→ **Material supplied**:
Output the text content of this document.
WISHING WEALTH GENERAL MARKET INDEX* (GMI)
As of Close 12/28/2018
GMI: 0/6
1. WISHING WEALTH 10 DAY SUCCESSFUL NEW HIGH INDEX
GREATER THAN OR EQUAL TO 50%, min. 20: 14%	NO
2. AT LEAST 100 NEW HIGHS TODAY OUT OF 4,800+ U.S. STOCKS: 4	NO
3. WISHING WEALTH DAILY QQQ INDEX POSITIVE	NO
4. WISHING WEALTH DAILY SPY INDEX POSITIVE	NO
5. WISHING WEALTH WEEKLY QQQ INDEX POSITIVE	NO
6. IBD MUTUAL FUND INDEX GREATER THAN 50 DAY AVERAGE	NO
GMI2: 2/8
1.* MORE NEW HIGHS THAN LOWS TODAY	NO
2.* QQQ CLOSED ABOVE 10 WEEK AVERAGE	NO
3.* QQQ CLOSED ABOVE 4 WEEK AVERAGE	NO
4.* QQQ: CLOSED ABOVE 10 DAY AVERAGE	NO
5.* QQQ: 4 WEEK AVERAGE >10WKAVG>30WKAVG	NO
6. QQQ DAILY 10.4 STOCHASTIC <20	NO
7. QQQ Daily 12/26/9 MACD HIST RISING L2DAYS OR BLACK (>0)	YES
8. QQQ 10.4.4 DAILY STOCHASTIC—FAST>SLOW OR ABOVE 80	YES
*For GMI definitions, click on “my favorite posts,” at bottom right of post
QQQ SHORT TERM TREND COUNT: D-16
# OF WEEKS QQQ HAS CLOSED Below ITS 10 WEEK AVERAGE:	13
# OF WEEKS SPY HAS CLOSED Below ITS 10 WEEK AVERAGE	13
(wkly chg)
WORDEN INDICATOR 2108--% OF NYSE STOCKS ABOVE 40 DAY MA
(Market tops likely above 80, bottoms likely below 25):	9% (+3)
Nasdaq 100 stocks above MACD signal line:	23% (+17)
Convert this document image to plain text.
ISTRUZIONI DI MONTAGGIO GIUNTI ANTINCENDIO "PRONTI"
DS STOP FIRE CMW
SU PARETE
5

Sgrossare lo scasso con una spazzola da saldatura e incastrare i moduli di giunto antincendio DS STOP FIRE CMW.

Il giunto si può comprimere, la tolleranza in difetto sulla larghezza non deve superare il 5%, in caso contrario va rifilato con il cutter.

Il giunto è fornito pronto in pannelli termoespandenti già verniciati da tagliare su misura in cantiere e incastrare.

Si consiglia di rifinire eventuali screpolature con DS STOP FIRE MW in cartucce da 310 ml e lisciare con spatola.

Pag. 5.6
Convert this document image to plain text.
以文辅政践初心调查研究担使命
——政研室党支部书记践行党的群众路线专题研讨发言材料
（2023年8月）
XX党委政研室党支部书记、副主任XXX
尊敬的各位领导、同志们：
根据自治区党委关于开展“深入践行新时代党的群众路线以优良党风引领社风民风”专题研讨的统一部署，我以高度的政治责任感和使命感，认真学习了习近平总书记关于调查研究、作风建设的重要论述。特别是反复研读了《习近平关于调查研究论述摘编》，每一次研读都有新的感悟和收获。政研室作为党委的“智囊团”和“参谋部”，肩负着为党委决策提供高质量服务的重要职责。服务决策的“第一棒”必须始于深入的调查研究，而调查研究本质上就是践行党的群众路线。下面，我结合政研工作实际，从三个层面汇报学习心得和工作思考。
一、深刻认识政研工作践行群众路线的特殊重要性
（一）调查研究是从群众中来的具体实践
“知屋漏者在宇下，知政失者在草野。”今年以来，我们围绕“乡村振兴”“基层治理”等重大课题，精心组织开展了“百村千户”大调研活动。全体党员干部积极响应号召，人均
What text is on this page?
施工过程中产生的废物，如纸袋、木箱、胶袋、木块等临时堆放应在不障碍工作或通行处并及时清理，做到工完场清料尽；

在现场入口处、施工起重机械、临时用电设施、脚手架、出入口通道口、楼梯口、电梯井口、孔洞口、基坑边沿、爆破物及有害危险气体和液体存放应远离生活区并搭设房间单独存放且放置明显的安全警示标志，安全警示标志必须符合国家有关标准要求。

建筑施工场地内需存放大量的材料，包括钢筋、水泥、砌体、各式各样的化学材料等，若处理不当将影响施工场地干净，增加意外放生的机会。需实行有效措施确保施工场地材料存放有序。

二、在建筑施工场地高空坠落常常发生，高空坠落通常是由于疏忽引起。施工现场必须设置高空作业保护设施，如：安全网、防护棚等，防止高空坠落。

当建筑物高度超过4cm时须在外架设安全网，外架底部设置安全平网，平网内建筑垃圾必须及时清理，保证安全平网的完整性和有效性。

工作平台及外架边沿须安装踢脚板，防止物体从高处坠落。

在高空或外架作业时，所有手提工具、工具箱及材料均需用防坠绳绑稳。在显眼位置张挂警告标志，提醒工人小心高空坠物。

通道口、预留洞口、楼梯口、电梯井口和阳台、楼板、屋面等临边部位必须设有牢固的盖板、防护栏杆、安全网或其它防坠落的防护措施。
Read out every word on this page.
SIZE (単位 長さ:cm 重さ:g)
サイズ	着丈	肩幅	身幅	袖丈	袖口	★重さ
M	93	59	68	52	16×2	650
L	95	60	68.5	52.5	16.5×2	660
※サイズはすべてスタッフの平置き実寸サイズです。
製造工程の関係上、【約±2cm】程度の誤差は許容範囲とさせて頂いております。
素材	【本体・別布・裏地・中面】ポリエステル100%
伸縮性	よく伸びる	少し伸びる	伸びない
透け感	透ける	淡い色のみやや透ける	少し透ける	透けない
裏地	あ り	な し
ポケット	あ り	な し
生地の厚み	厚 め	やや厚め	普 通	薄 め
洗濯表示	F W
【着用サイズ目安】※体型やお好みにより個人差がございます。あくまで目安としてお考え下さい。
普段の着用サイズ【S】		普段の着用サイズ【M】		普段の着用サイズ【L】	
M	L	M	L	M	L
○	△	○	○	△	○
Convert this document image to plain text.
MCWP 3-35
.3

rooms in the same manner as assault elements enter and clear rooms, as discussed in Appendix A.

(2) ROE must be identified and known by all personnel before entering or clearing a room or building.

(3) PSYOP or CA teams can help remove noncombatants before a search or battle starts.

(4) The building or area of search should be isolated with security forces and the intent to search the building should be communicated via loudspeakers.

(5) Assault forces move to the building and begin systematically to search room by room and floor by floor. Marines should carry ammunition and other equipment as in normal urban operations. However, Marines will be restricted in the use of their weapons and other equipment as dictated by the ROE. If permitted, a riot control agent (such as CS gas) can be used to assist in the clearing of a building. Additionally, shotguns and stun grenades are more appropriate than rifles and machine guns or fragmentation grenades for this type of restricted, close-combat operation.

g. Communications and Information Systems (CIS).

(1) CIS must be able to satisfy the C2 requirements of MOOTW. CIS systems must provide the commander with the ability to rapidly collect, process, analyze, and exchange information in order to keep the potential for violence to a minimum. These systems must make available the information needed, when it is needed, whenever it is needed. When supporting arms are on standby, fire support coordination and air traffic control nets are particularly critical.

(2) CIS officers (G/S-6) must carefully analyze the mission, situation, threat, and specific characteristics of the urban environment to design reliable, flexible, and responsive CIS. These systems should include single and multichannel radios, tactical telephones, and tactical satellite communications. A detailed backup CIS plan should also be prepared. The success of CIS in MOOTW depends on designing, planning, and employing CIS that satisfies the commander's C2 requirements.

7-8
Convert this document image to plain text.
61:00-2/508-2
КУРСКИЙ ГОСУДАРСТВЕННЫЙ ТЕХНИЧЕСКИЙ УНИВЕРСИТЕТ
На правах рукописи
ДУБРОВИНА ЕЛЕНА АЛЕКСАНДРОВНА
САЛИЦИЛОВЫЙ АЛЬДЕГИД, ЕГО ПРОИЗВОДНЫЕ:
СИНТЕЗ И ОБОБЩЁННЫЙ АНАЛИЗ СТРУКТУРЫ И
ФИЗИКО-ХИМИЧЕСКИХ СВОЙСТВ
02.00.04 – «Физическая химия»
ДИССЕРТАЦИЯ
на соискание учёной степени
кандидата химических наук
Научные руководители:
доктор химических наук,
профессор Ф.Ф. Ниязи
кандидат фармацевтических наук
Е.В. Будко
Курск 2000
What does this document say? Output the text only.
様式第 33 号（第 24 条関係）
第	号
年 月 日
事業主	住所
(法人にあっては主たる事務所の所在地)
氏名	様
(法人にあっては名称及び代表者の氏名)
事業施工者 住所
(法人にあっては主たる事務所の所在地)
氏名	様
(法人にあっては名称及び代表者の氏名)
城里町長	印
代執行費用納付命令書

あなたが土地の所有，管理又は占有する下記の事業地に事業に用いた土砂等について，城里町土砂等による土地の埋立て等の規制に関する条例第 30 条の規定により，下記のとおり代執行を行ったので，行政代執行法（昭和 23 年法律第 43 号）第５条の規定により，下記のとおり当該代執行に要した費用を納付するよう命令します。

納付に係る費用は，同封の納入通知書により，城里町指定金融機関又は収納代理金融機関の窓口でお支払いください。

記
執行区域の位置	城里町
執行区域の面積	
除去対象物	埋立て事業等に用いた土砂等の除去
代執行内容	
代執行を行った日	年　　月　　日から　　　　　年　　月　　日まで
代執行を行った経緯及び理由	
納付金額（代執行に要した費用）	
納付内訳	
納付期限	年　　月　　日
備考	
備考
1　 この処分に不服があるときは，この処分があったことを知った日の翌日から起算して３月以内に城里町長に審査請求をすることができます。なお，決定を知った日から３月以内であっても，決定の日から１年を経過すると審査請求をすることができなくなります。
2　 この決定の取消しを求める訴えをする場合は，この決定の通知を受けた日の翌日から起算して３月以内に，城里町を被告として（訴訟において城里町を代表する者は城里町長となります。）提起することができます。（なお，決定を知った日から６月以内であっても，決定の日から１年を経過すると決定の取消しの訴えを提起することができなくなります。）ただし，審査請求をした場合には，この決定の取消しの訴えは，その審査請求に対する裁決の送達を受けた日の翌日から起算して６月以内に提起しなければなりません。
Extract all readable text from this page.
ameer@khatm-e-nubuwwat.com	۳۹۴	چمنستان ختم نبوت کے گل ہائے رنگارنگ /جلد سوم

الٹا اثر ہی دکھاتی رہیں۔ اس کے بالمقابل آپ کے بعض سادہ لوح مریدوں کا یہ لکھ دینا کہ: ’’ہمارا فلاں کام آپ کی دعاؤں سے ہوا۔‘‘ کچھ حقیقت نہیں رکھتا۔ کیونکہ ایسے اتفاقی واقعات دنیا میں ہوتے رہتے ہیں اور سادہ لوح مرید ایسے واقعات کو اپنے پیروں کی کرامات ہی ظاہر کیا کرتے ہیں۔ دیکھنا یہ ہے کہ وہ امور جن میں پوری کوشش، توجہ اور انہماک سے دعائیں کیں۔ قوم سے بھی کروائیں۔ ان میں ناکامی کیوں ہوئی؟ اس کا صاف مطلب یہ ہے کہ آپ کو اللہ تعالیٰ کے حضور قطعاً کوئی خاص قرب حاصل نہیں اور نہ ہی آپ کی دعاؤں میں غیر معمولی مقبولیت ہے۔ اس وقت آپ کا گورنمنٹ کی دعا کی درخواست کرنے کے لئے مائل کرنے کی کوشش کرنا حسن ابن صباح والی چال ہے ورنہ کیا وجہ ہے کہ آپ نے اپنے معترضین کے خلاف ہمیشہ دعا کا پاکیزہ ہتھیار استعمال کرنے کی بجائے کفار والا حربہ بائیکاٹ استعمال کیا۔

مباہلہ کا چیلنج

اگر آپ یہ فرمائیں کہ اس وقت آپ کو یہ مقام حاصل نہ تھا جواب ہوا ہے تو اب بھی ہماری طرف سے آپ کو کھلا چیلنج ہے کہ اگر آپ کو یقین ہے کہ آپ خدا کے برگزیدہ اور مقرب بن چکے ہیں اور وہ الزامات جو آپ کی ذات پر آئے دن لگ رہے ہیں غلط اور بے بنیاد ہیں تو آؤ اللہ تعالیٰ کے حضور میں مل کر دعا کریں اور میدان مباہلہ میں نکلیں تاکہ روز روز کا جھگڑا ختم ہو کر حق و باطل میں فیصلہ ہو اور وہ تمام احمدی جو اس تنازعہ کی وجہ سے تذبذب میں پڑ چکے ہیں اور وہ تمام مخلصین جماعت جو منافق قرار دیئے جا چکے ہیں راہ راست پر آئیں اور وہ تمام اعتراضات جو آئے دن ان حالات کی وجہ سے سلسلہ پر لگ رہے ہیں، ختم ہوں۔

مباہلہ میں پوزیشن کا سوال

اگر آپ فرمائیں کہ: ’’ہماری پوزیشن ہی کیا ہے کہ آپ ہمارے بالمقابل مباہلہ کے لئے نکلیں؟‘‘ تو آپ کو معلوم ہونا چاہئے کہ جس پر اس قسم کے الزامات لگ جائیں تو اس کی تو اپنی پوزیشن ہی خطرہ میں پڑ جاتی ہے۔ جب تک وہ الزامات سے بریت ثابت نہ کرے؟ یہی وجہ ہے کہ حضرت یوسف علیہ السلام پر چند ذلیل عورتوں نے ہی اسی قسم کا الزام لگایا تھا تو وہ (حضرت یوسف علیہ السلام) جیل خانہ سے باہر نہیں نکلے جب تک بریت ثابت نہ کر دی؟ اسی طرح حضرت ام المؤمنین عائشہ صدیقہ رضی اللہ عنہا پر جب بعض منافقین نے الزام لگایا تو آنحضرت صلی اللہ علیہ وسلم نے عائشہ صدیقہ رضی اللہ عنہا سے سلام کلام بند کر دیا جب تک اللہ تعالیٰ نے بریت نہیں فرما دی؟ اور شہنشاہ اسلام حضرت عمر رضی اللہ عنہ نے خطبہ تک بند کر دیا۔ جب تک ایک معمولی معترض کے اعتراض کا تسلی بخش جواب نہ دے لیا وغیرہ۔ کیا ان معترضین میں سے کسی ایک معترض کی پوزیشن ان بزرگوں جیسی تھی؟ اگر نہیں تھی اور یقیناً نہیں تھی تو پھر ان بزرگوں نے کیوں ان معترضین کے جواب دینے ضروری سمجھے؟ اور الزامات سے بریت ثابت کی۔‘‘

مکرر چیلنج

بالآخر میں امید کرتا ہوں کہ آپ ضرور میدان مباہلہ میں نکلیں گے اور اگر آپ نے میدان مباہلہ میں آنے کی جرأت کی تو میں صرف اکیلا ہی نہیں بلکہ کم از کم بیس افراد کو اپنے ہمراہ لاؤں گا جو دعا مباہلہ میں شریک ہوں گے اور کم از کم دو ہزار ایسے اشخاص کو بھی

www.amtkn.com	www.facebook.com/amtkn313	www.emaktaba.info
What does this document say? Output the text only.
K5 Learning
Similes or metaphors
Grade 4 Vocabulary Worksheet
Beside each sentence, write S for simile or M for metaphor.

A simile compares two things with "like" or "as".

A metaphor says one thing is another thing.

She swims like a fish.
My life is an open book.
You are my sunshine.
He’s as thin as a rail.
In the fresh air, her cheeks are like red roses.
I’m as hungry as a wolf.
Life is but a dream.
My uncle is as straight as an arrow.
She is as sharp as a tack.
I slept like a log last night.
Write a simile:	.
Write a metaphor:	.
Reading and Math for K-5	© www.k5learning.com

→ **What you are asked to do**:
Where a line contains "STOCHASTIC", copy that line.

→ **Correct response**:
6. QQQ DAILY 10.4 STOCHASTIC <20	NO
8. QQQ 10.4.4 DAILY STOCHASTIC—FAST>SLOW OR ABOVE 80	YES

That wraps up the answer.